### Rows ###

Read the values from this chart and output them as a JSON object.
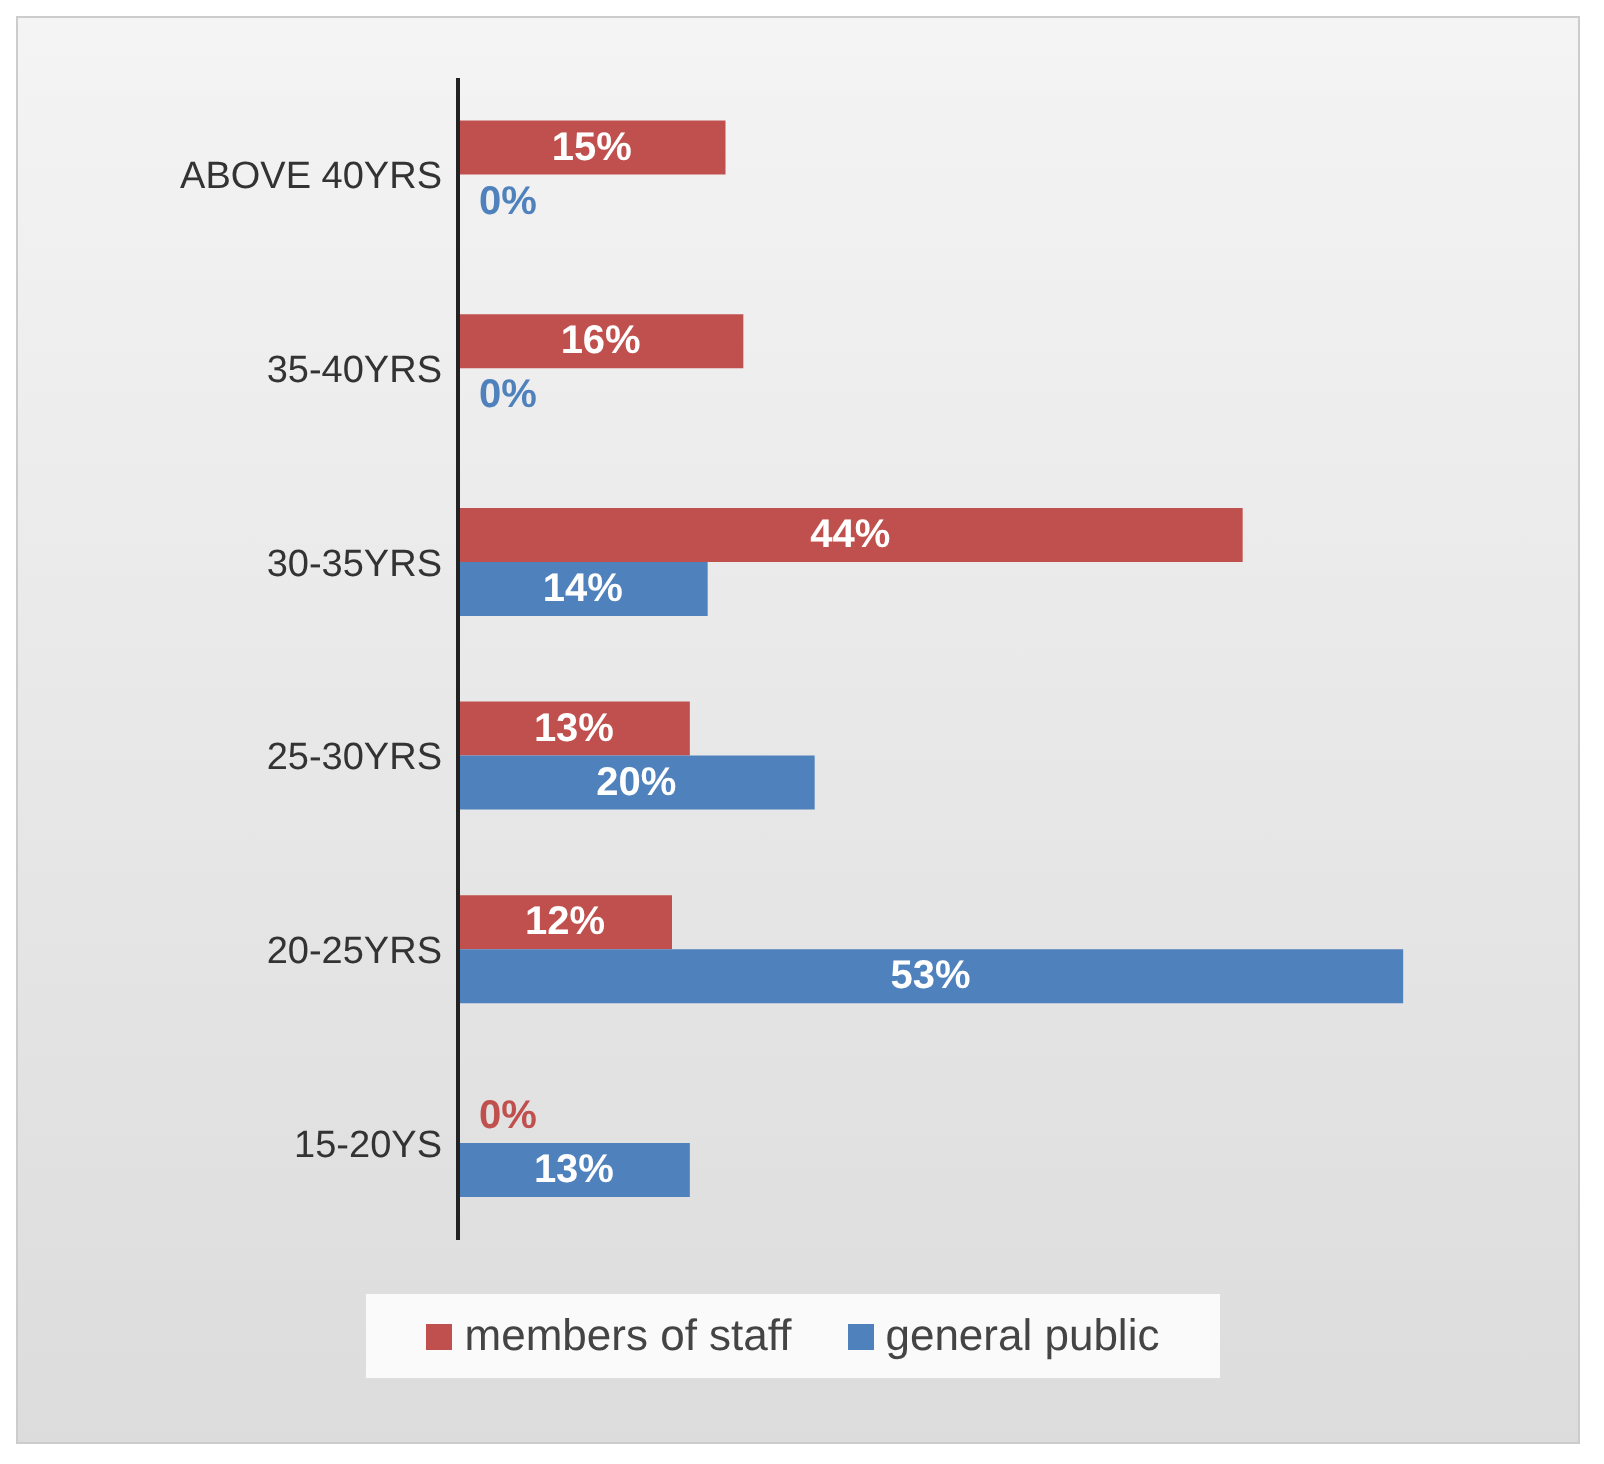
{
  "chart_data": {
    "type": "bar",
    "orientation": "horizontal",
    "categories": [
      "ABOVE 40YRS",
      "35-40YRS",
      "30-35YRS",
      "25-30YRS",
      "20-25YRS",
      "15-20YS"
    ],
    "series": [
      {
        "name": "members of staff",
        "color": "#c0504d",
        "values": [
          15,
          16,
          44,
          13,
          12,
          0
        ],
        "value_labels": [
          "15%",
          "16%",
          "44%",
          "13%",
          "12%",
          "0%"
        ]
      },
      {
        "name": "general public",
        "color": "#4f81bd",
        "values": [
          0,
          0,
          14,
          20,
          53,
          13
        ],
        "value_labels": [
          "0%",
          "0%",
          "14%",
          "20%",
          "53%",
          "13%"
        ]
      }
    ],
    "legend": "bottom",
    "tick_labels": "y"
  }
}
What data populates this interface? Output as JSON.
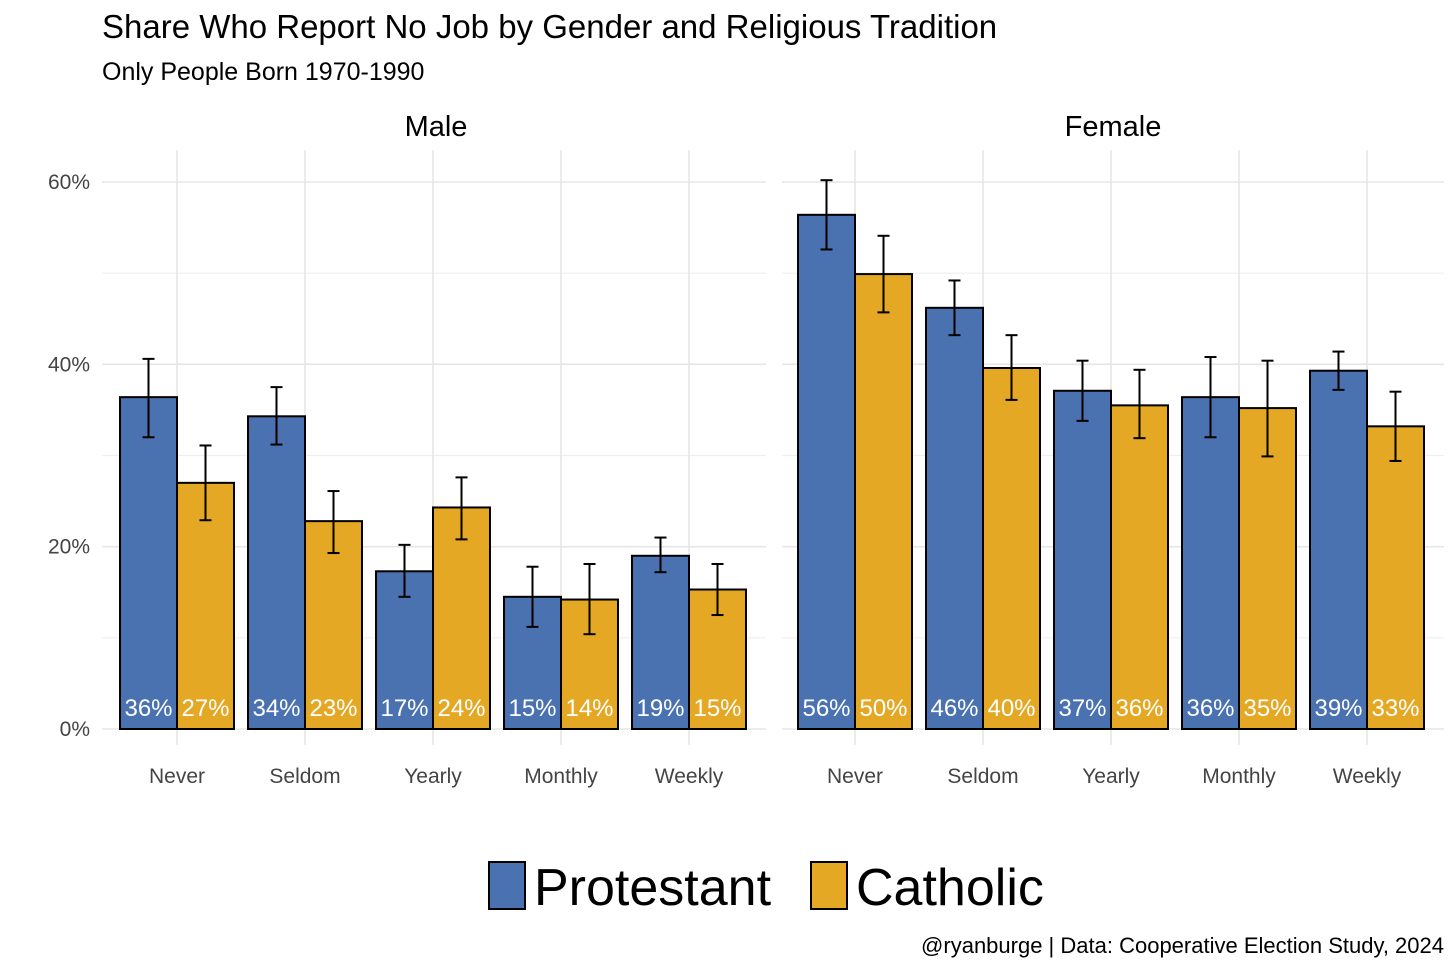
{
  "chart_data": {
    "type": "bar",
    "title": "Share Who Report No Job by Gender and Religious Tradition",
    "subtitle": "Only People Born 1970-1990",
    "caption": "@ryanburge | Data: Cooperative Election Study, 2024",
    "ylim": [
      0,
      0.6
    ],
    "yticks": [
      0,
      0.2,
      0.4,
      0.6
    ],
    "ytick_labels": [
      "0%",
      "20%",
      "40%",
      "60%"
    ],
    "categories": [
      "Never",
      "Seldom",
      "Yearly",
      "Monthly",
      "Weekly"
    ],
    "legend_position": "bottom",
    "colors": {
      "Protestant": "#4a71b0",
      "Catholic": "#e4a824"
    },
    "facets": [
      {
        "name": "Male",
        "series": [
          {
            "name": "Protestant",
            "values": [
              0.364,
              0.343,
              0.173,
              0.145,
              0.19
            ],
            "ci_low": [
              0.32,
              0.312,
              0.145,
              0.112,
              0.172
            ],
            "ci_high": [
              0.406,
              0.375,
              0.202,
              0.178,
              0.21
            ],
            "labels": [
              "36%",
              "34%",
              "17%",
              "15%",
              "19%"
            ]
          },
          {
            "name": "Catholic",
            "values": [
              0.27,
              0.228,
              0.243,
              0.142,
              0.153
            ],
            "ci_low": [
              0.229,
              0.193,
              0.208,
              0.104,
              0.125
            ],
            "ci_high": [
              0.311,
              0.261,
              0.276,
              0.181,
              0.181
            ],
            "labels": [
              "27%",
              "23%",
              "24%",
              "14%",
              "15%"
            ]
          }
        ]
      },
      {
        "name": "Female",
        "series": [
          {
            "name": "Protestant",
            "values": [
              0.564,
              0.462,
              0.371,
              0.364,
              0.393
            ],
            "ci_low": [
              0.526,
              0.432,
              0.338,
              0.32,
              0.372
            ],
            "ci_high": [
              0.602,
              0.492,
              0.404,
              0.408,
              0.414
            ],
            "labels": [
              "56%",
              "46%",
              "37%",
              "36%",
              "39%"
            ]
          },
          {
            "name": "Catholic",
            "values": [
              0.499,
              0.396,
              0.355,
              0.352,
              0.332
            ],
            "ci_low": [
              0.457,
              0.361,
              0.319,
              0.299,
              0.294
            ],
            "ci_high": [
              0.541,
              0.432,
              0.394,
              0.404,
              0.37
            ],
            "labels": [
              "50%",
              "40%",
              "36%",
              "35%",
              "33%"
            ]
          }
        ]
      }
    ]
  }
}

###

● Written problem: Output each line exactly; omit every picture.

● Written response:
Read the values from this chart and output them as a JSON object.
{
  "chart_data": {
    "type": "bar",
    "orientation": "horizontal",
    "categories": [
      "ABOVE 40YRS",
      "35-40YRS",
      "30-35YRS",
      "25-30YRS",
      "20-25YRS",
      "15-20YS"
    ],
    "series": [
      {
        "name": "members of staff",
        "color": "#c0504d",
        "values": [
          15,
          16,
          44,
          13,
          12,
          0
        ],
        "value_labels": [
          "15%",
          "16%",
          "44%",
          "13%",
          "12%",
          "0%"
        ]
      },
      {
        "name": "general public",
        "color": "#4f81bd",
        "values": [
          0,
          0,
          14,
          20,
          53,
          13
        ],
        "value_labels": [
          "0%",
          "0%",
          "14%",
          "20%",
          "53%",
          "13%"
        ]
      }
    ],
    "legend": "bottom",
    "tick_labels": "y"
  }
}
What data populates this interface? Output as JSON.
{
  "chart_data": {
    "type": "bar",
    "title": "Share Who Report No Job by Gender and Religious Tradition",
    "subtitle": "Only People Born 1970-1990",
    "caption": "@ryanburge | Data: Cooperative Election Study, 2024",
    "ylim": [
      0,
      0.6
    ],
    "yticks": [
      0,
      0.2,
      0.4,
      0.6
    ],
    "ytick_labels": [
      "0%",
      "20%",
      "40%",
      "60%"
    ],
    "categories": [
      "Never",
      "Seldom",
      "Yearly",
      "Monthly",
      "Weekly"
    ],
    "legend_position": "bottom",
    "colors": {
      "Protestant": "#4a71b0",
      "Catholic": "#e4a824"
    },
    "facets": [
      {
        "name": "Male",
        "series": [
          {
            "name": "Protestant",
            "values": [
              0.364,
              0.343,
              0.173,
              0.145,
              0.19
            ],
            "ci_low": [
              0.32,
              0.312,
              0.145,
              0.112,
              0.172
            ],
            "ci_high": [
              0.406,
              0.375,
              0.202,
              0.178,
              0.21
            ],
            "labels": [
              "36%",
              "34%",
              "17%",
              "15%",
              "19%"
            ]
          },
          {
            "name": "Catholic",
            "values": [
              0.27,
              0.228,
              0.243,
              0.142,
              0.153
            ],
            "ci_low": [
              0.229,
              0.193,
              0.208,
              0.104,
              0.125
            ],
            "ci_high": [
              0.311,
              0.261,
              0.276,
              0.181,
              0.181
            ],
            "labels": [
              "27%",
              "23%",
              "24%",
              "14%",
              "15%"
            ]
          }
        ]
      },
      {
        "name": "Female",
        "series": [
          {
            "name": "Protestant",
            "values": [
              0.564,
              0.462,
              0.371,
              0.364,
              0.393
            ],
            "ci_low": [
              0.526,
              0.432,
              0.338,
              0.32,
              0.372
            ],
            "ci_high": [
              0.602,
              0.492,
              0.404,
              0.408,
              0.414
            ],
            "labels": [
              "56%",
              "46%",
              "37%",
              "36%",
              "39%"
            ]
          },
          {
            "name": "Catholic",
            "values": [
              0.499,
              0.396,
              0.355,
              0.352,
              0.332
            ],
            "ci_low": [
              0.457,
              0.361,
              0.319,
              0.299,
              0.294
            ],
            "ci_high": [
              0.541,
              0.432,
              0.394,
              0.404,
              0.37
            ],
            "labels": [
              "50%",
              "40%",
              "36%",
              "35%",
              "33%"
            ]
          }
        ]
      }
    ]
  }
}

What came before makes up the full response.